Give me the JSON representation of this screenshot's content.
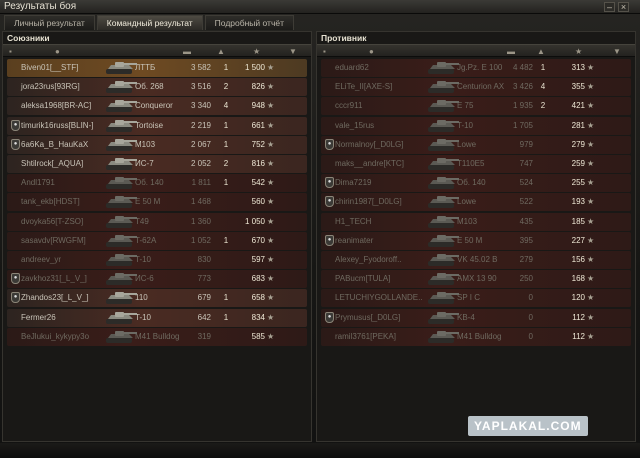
{
  "window": {
    "title": "Результаты боя",
    "minimize": "–",
    "close": "×"
  },
  "tabs": [
    {
      "label": "Личный результат",
      "active": false
    },
    {
      "label": "Командный результат",
      "active": true
    },
    {
      "label": "Подробный отчёт",
      "active": false
    }
  ],
  "allies": {
    "title": "Союзники",
    "rows": [
      {
        "name": "Biven01[__STF]",
        "tank": "ЛТТБ",
        "damage": "3 582",
        "frags": "1",
        "xp": "1 500",
        "state": "player"
      },
      {
        "name": "jora23rus[93RG]",
        "tank": "Об. 268",
        "damage": "3 516",
        "frags": "2",
        "xp": "826",
        "state": "alive"
      },
      {
        "name": "aleksa1968[BR-AC]",
        "tank": "Conqueror",
        "damage": "3 340",
        "frags": "4",
        "xp": "948",
        "state": "alive"
      },
      {
        "name": "timurik16russ[BLIN-]",
        "tank": "Tortoise",
        "damage": "2 219",
        "frags": "1",
        "xp": "661",
        "state": "alive",
        "badge": true
      },
      {
        "name": "6a6Ka_B_HauKaX",
        "tank": "M103",
        "damage": "2 067",
        "frags": "1",
        "xp": "752",
        "state": "alive",
        "badge": true
      },
      {
        "name": "Shtilrock[_AQUA]",
        "tank": "ИС-7",
        "damage": "2 052",
        "frags": "2",
        "xp": "816",
        "state": "alive"
      },
      {
        "name": "Andl1791",
        "tank": "Об. 140",
        "damage": "1 811",
        "frags": "1",
        "xp": "542",
        "state": "dead"
      },
      {
        "name": "tank_ekb[HDST]",
        "tank": "E 50 M",
        "damage": "1 468",
        "frags": "",
        "xp": "560",
        "state": "dead"
      },
      {
        "name": "dvoyka56[T-ZSO]",
        "tank": "T49",
        "damage": "1 360",
        "frags": "",
        "xp": "1 050",
        "state": "dead"
      },
      {
        "name": "sasavdv[RWGFM]",
        "tank": "T-62A",
        "damage": "1 052",
        "frags": "1",
        "xp": "670",
        "state": "dead"
      },
      {
        "name": "andreev_yr",
        "tank": "T-10",
        "damage": "830",
        "frags": "",
        "xp": "597",
        "state": "dead"
      },
      {
        "name": "zavkhoz31[_L_V_]",
        "tank": "ИС-6",
        "damage": "773",
        "frags": "",
        "xp": "683",
        "state": "dead",
        "badge": true
      },
      {
        "name": "Zhandos23[_L_V_]",
        "tank": "110",
        "damage": "679",
        "frags": "1",
        "xp": "658",
        "state": "alive",
        "badge": true
      },
      {
        "name": "Fermer26",
        "tank": "T-10",
        "damage": "642",
        "frags": "1",
        "xp": "834",
        "state": "alive"
      },
      {
        "name": "BeJlukui_kykypy3o",
        "tank": "M41 Bulldog",
        "damage": "319",
        "frags": "",
        "xp": "585",
        "state": "dead"
      }
    ]
  },
  "enemies": {
    "title": "Противник",
    "rows": [
      {
        "name": "eduard62",
        "tank": "Jg.Pz. E 100",
        "damage": "4 482",
        "frags": "1",
        "xp": "313",
        "state": "dead"
      },
      {
        "name": "ELiTe_II[AXE-S]",
        "tank": "Centurion AX",
        "damage": "3 426",
        "frags": "4",
        "xp": "355",
        "state": "dead"
      },
      {
        "name": "cccr911",
        "tank": "E 75",
        "damage": "1 935",
        "frags": "2",
        "xp": "421",
        "state": "dead"
      },
      {
        "name": "vale_15rus",
        "tank": "T-10",
        "damage": "1 705",
        "frags": "",
        "xp": "281",
        "state": "dead"
      },
      {
        "name": "Normalnoy[_D0LG]",
        "tank": "Lowe",
        "damage": "979",
        "frags": "",
        "xp": "279",
        "state": "dead",
        "badge": true
      },
      {
        "name": "maks__andre[KTC]",
        "tank": "T110E5",
        "damage": "747",
        "frags": "",
        "xp": "259",
        "state": "dead"
      },
      {
        "name": "Dima7219",
        "tank": "Об. 140",
        "damage": "524",
        "frags": "",
        "xp": "255",
        "state": "dead",
        "badge": true
      },
      {
        "name": "chirin1987[_D0LG]",
        "tank": "Lowe",
        "damage": "522",
        "frags": "",
        "xp": "193",
        "state": "dead",
        "badge": true
      },
      {
        "name": "H1_TECH",
        "tank": "M103",
        "damage": "435",
        "frags": "",
        "xp": "185",
        "state": "dead"
      },
      {
        "name": "reanimater",
        "tank": "E 50 M",
        "damage": "395",
        "frags": "",
        "xp": "227",
        "state": "dead",
        "badge": true
      },
      {
        "name": "Alexey_Fyodoroff..",
        "tank": "VK 45.02 B",
        "damage": "279",
        "frags": "",
        "xp": "156",
        "state": "dead"
      },
      {
        "name": "PABucm[TULA]",
        "tank": "AMX 13 90",
        "damage": "250",
        "frags": "",
        "xp": "168",
        "state": "dead"
      },
      {
        "name": "LETUCHIYGOLLANDE..",
        "tank": "SP I C",
        "damage": "0",
        "frags": "",
        "xp": "120",
        "state": "dead"
      },
      {
        "name": "Prymusus[_D0LG]",
        "tank": "KB-4",
        "damage": "0",
        "frags": "",
        "xp": "112",
        "state": "dead",
        "badge": true
      },
      {
        "name": "ramil3761[PEKA]",
        "tank": "M41 Bulldog",
        "damage": "0",
        "frags": "",
        "xp": "112",
        "state": "dead"
      }
    ]
  },
  "icons": {
    "star": "★",
    "platoon": "●"
  },
  "watermark": "YAPLAKAL.COM"
}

_ _ _ _ _ _ _

▶ _WHAT IS NEEDED_
All entries must be written out again exactly as given, with no pictures in the copy.

▶ _OUTPUT OF THE EXERCISE_
Give me the JSON representation of this screenshot's content.
{
  "window": {
    "title": "Результаты боя",
    "minimize": "–",
    "close": "×"
  },
  "tabs": [
    {
      "label": "Личный результат",
      "active": false
    },
    {
      "label": "Командный результат",
      "active": true
    },
    {
      "label": "Подробный отчёт",
      "active": false
    }
  ],
  "allies": {
    "title": "Союзники",
    "rows": [
      {
        "name": "Biven01[__STF]",
        "tank": "ЛТТБ",
        "damage": "3 582",
        "frags": "1",
        "xp": "1 500",
        "state": "player"
      },
      {
        "name": "jora23rus[93RG]",
        "tank": "Об. 268",
        "damage": "3 516",
        "frags": "2",
        "xp": "826",
        "state": "alive"
      },
      {
        "name": "aleksa1968[BR-AC]",
        "tank": "Conqueror",
        "damage": "3 340",
        "frags": "4",
        "xp": "948",
        "state": "alive"
      },
      {
        "name": "timurik16russ[BLIN-]",
        "tank": "Tortoise",
        "damage": "2 219",
        "frags": "1",
        "xp": "661",
        "state": "alive",
        "badge": true
      },
      {
        "name": "6a6Ka_B_HauKaX",
        "tank": "M103",
        "damage": "2 067",
        "frags": "1",
        "xp": "752",
        "state": "alive",
        "badge": true
      },
      {
        "name": "Shtilrock[_AQUA]",
        "tank": "ИС-7",
        "damage": "2 052",
        "frags": "2",
        "xp": "816",
        "state": "alive"
      },
      {
        "name": "Andl1791",
        "tank": "Об. 140",
        "damage": "1 811",
        "frags": "1",
        "xp": "542",
        "state": "dead"
      },
      {
        "name": "tank_ekb[HDST]",
        "tank": "E 50 M",
        "damage": "1 468",
        "frags": "",
        "xp": "560",
        "state": "dead"
      },
      {
        "name": "dvoyka56[T-ZSO]",
        "tank": "T49",
        "damage": "1 360",
        "frags": "",
        "xp": "1 050",
        "state": "dead"
      },
      {
        "name": "sasavdv[RWGFM]",
        "tank": "T-62A",
        "damage": "1 052",
        "frags": "1",
        "xp": "670",
        "state": "dead"
      },
      {
        "name": "andreev_yr",
        "tank": "T-10",
        "damage": "830",
        "frags": "",
        "xp": "597",
        "state": "dead"
      },
      {
        "name": "zavkhoz31[_L_V_]",
        "tank": "ИС-6",
        "damage": "773",
        "frags": "",
        "xp": "683",
        "state": "dead",
        "badge": true
      },
      {
        "name": "Zhandos23[_L_V_]",
        "tank": "110",
        "damage": "679",
        "frags": "1",
        "xp": "658",
        "state": "alive",
        "badge": true
      },
      {
        "name": "Fermer26",
        "tank": "T-10",
        "damage": "642",
        "frags": "1",
        "xp": "834",
        "state": "alive"
      },
      {
        "name": "BeJlukui_kykypy3o",
        "tank": "M41 Bulldog",
        "damage": "319",
        "frags": "",
        "xp": "585",
        "state": "dead"
      }
    ]
  },
  "enemies": {
    "title": "Противник",
    "rows": [
      {
        "name": "eduard62",
        "tank": "Jg.Pz. E 100",
        "damage": "4 482",
        "frags": "1",
        "xp": "313",
        "state": "dead"
      },
      {
        "name": "ELiTe_II[AXE-S]",
        "tank": "Centurion AX",
        "damage": "3 426",
        "frags": "4",
        "xp": "355",
        "state": "dead"
      },
      {
        "name": "cccr911",
        "tank": "E 75",
        "damage": "1 935",
        "frags": "2",
        "xp": "421",
        "state": "dead"
      },
      {
        "name": "vale_15rus",
        "tank": "T-10",
        "damage": "1 705",
        "frags": "",
        "xp": "281",
        "state": "dead"
      },
      {
        "name": "Normalnoy[_D0LG]",
        "tank": "Lowe",
        "damage": "979",
        "frags": "",
        "xp": "279",
        "state": "dead",
        "badge": true
      },
      {
        "name": "maks__andre[KTC]",
        "tank": "T110E5",
        "damage": "747",
        "frags": "",
        "xp": "259",
        "state": "dead"
      },
      {
        "name": "Dima7219",
        "tank": "Об. 140",
        "damage": "524",
        "frags": "",
        "xp": "255",
        "state": "dead",
        "badge": true
      },
      {
        "name": "chirin1987[_D0LG]",
        "tank": "Lowe",
        "damage": "522",
        "frags": "",
        "xp": "193",
        "state": "dead",
        "badge": true
      },
      {
        "name": "H1_TECH",
        "tank": "M103",
        "damage": "435",
        "frags": "",
        "xp": "185",
        "state": "dead"
      },
      {
        "name": "reanimater",
        "tank": "E 50 M",
        "damage": "395",
        "frags": "",
        "xp": "227",
        "state": "dead",
        "badge": true
      },
      {
        "name": "Alexey_Fyodoroff..",
        "tank": "VK 45.02 B",
        "damage": "279",
        "frags": "",
        "xp": "156",
        "state": "dead"
      },
      {
        "name": "PABucm[TULA]",
        "tank": "AMX 13 90",
        "damage": "250",
        "frags": "",
        "xp": "168",
        "state": "dead"
      },
      {
        "name": "LETUCHIYGOLLANDE..",
        "tank": "SP I C",
        "damage": "0",
        "frags": "",
        "xp": "120",
        "state": "dead"
      },
      {
        "name": "Prymusus[_D0LG]",
        "tank": "KB-4",
        "damage": "0",
        "frags": "",
        "xp": "112",
        "state": "dead",
        "badge": true
      },
      {
        "name": "ramil3761[PEKA]",
        "tank": "M41 Bulldog",
        "damage": "0",
        "frags": "",
        "xp": "112",
        "state": "dead"
      }
    ]
  },
  "icons": {
    "star": "★",
    "platoon": "●"
  },
  "watermark": "YAPLAKAL.COM"
}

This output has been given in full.